- _TASK OBJECTIVE_
Could you write out the records below exactly as they appear, leaving out any pictures?

- _DATA_

* START *

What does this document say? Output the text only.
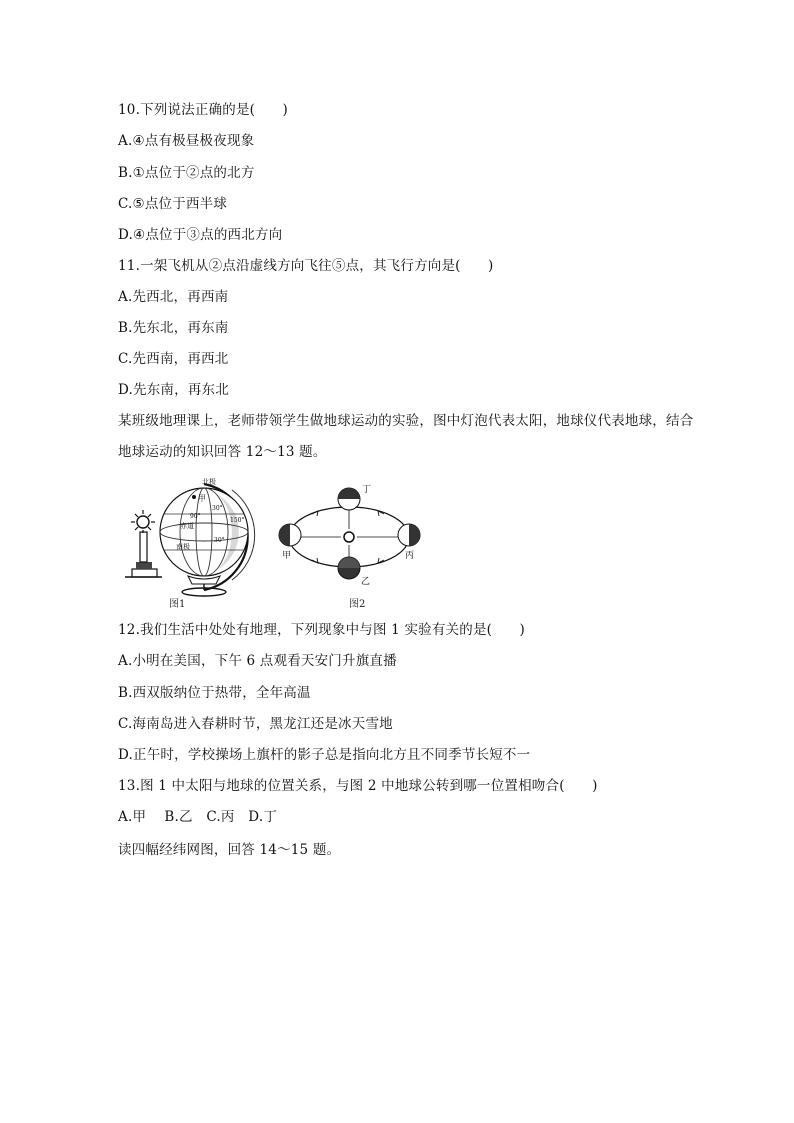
10.下列说法正确的是(　　)
A.④点有极昼极夜现象
B.①点位于②点的北方
C.⑤点位于西半球
D.④点位于③点的西北方向
11.一架飞机从②点沿虚线方向飞往⑤点，其飞行方向是(　　)
A.先西北，再西南
B.先东北，再东南
C.先西南，再西北
D.先东南，再东北
某班级地理课上，老师带领学生做地球运动的实验，图中灯泡代表太阳，地球仪代表地球，结合地球运动的知识回答 12～13 题。
北极
南极
赤道
甲
30°
150°
90°
30°
丁
甲	丙
乙
图1	图2
12.我们生活中处处有地理，下列现象中与图 1 实验有关的是(　　)
A.小明在美国，下午 6 点观看天安门升旗直播
B.西双版纳位于热带，全年高温
C.海南岛进入春耕时节，黑龙江还是冰天雪地
D.正午时，学校操场上旗杆的影子总是指向北方且不同季节长短不一
13.图 1 中太阳与地球的位置关系，与图 2 中地球公转到哪一位置相吻合(　　)
A.甲　 B.乙　C.丙　D.丁
读四幅经纬网图，回答 14～15 题。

* END *

- _RESPONSE_
What does this document say? Output the text only.
10.下列说法正确的是(　　)
A.④点有极昼极夜现象
B.①点位于②点的北方
C.⑤点位于西半球
D.④点位于③点的西北方向
11.一架飞机从②点沿虚线方向飞往⑤点，其飞行方向是(　　)
A.先西北，再西南
B.先东北，再东南
C.先西南，再西北
D.先东南，再东北
某班级地理课上，老师带领学生做地球运动的实验，图中灯泡代表太阳，地球仪代表地球，结合地球运动的知识回答 12～13 题。
北极
南极
赤道
甲
30°
150°
90°
30°
丁
甲	丙
乙
图1	图2
12.我们生活中处处有地理，下列现象中与图 1 实验有关的是(　　)
A.小明在美国，下午 6 点观看天安门升旗直播
B.西双版纳位于热带，全年高温
C.海南岛进入春耕时节，黑龙江还是冰天雪地
D.正午时，学校操场上旗杆的影子总是指向北方且不同季节长短不一
13.图 1 中太阳与地球的位置关系，与图 2 中地球公转到哪一位置相吻合(　　)
A.甲　 B.乙　C.丙　D.丁
读四幅经纬网图，回答 14～15 题。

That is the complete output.